**Challenge**
Copy out each line exactly; pictures stay out of the copy.
——————————
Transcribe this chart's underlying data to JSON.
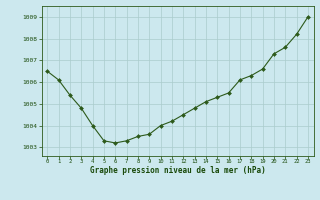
{
  "x": [
    0,
    1,
    2,
    3,
    4,
    5,
    6,
    7,
    8,
    9,
    10,
    11,
    12,
    13,
    14,
    15,
    16,
    17,
    18,
    19,
    20,
    21,
    22,
    23
  ],
  "y": [
    1006.5,
    1006.1,
    1005.4,
    1004.8,
    1004.0,
    1003.3,
    1003.2,
    1003.3,
    1003.5,
    1003.6,
    1004.0,
    1004.2,
    1004.5,
    1004.8,
    1005.1,
    1005.3,
    1005.5,
    1006.1,
    1006.3,
    1006.6,
    1007.3,
    1007.6,
    1008.2,
    1009.0
  ],
  "line_color": "#2d5a1b",
  "marker_color": "#2d5a1b",
  "bg_color": "#cce8ee",
  "grid_color": "#aacccc",
  "title": "Graphe pression niveau de la mer (hPa)",
  "title_color": "#1a4a0a",
  "yticks": [
    1003,
    1004,
    1005,
    1006,
    1007,
    1008,
    1009
  ],
  "xtick_labels": [
    "0",
    "1",
    "2",
    "3",
    "4",
    "5",
    "6",
    "7",
    "8",
    "9",
    "10",
    "11",
    "12",
    "13",
    "14",
    "15",
    "16",
    "17",
    "18",
    "19",
    "20",
    "21",
    "22",
    "23"
  ],
  "ylim": [
    1002.6,
    1009.5
  ],
  "xlim": [
    -0.5,
    23.5
  ],
  "figwidth": 3.2,
  "figheight": 2.0,
  "dpi": 100
}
——————————
**Response to this task**
Transcribe this chart's underlying data to JSON.
{
  "x": [
    0,
    1,
    2,
    3,
    4,
    5,
    6,
    7,
    8,
    9,
    10,
    11,
    12,
    13,
    14,
    15,
    16,
    17,
    18,
    19,
    20,
    21,
    22,
    23
  ],
  "y": [
    1006.5,
    1006.1,
    1005.4,
    1004.8,
    1004.0,
    1003.3,
    1003.2,
    1003.3,
    1003.5,
    1003.6,
    1004.0,
    1004.2,
    1004.5,
    1004.8,
    1005.1,
    1005.3,
    1005.5,
    1006.1,
    1006.3,
    1006.6,
    1007.3,
    1007.6,
    1008.2,
    1009.0
  ],
  "line_color": "#2d5a1b",
  "marker_color": "#2d5a1b",
  "bg_color": "#cce8ee",
  "grid_color": "#aacccc",
  "title": "Graphe pression niveau de la mer (hPa)",
  "title_color": "#1a4a0a",
  "yticks": [
    1003,
    1004,
    1005,
    1006,
    1007,
    1008,
    1009
  ],
  "xtick_labels": [
    "0",
    "1",
    "2",
    "3",
    "4",
    "5",
    "6",
    "7",
    "8",
    "9",
    "10",
    "11",
    "12",
    "13",
    "14",
    "15",
    "16",
    "17",
    "18",
    "19",
    "20",
    "21",
    "22",
    "23"
  ],
  "ylim": [
    1002.6,
    1009.5
  ],
  "xlim": [
    -0.5,
    23.5
  ],
  "figwidth": 3.2,
  "figheight": 2.0,
  "dpi": 100
}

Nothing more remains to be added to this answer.